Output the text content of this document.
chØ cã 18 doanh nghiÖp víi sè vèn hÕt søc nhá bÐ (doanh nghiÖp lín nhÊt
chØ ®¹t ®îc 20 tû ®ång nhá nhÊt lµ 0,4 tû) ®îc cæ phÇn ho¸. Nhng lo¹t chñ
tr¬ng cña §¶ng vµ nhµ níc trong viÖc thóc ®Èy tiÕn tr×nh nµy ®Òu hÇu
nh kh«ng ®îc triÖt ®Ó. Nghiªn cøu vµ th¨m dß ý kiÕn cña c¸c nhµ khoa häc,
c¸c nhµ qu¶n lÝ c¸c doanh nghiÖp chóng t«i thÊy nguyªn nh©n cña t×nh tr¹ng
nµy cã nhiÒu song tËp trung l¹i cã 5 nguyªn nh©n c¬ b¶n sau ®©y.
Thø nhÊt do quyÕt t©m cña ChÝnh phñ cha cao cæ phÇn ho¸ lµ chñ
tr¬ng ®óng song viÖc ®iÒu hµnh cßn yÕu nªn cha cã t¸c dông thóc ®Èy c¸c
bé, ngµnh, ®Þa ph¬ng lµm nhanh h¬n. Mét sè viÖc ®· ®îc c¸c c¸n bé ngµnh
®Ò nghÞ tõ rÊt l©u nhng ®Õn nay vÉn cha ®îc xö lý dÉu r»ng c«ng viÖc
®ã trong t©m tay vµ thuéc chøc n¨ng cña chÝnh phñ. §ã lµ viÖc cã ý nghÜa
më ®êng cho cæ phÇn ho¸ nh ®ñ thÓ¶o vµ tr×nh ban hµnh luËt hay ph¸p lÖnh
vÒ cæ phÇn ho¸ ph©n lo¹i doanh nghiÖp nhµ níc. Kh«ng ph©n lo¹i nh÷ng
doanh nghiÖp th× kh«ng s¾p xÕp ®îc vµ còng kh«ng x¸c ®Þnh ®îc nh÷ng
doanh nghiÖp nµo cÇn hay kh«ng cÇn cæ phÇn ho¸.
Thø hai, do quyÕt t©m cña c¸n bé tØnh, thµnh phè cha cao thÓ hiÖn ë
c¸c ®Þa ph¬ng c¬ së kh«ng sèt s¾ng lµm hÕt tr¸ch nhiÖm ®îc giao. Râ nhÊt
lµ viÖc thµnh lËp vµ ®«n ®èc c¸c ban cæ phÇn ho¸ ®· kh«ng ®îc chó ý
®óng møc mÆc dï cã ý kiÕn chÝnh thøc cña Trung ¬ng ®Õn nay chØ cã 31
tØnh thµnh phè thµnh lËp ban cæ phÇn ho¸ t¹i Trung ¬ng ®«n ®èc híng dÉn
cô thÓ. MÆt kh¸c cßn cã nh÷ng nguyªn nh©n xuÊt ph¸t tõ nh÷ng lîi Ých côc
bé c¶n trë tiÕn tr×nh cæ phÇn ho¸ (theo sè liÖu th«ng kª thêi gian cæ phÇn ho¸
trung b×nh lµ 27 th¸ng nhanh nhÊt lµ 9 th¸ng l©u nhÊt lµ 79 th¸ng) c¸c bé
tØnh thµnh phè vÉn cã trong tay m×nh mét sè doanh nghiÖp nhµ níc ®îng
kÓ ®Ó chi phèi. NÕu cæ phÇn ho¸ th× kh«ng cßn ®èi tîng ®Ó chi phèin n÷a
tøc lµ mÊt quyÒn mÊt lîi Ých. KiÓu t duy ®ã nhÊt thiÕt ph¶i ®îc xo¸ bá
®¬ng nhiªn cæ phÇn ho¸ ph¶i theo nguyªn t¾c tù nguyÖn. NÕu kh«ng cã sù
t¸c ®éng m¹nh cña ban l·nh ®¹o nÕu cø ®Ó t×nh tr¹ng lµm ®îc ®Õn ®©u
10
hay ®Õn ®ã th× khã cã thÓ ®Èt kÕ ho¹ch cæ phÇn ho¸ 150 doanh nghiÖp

_ _ _

Directive:
Identify every line where the string "nghiÖp" appears.

Completed task:
chØ cã 18 doanh nghiÖp víi sè vèn hÕt søc nhá bÐ (doanh nghiÖp lín nhÊt
c¸c nhµ qu¶n lÝ c¸c doanh nghiÖp chóng t«i thÊy nguyªn nh©n cña t×nh tr¹ng
vÒ cæ phÇn ho¸ ph©n lo¹i doanh nghiÖp nhµ níc. Kh«ng ph©n lo¹i nh÷ng
doanh nghiÖp th× kh«ng s¾p xÕp ®îc vµ còng kh«ng x¸c ®Þnh ®îc nh÷ng
doanh nghiÖp nµo cÇn hay kh«ng cÇn cæ phÇn ho¸.
tØnh thµnh phè vÉn cã trong tay m×nh mét sè doanh nghiÖp nhµ níc ®îng
hay ®Õn ®ã th× khã cã thÓ ®Èt kÕ ho¹ch cæ phÇn ho¸ 150 doanh nghiÖp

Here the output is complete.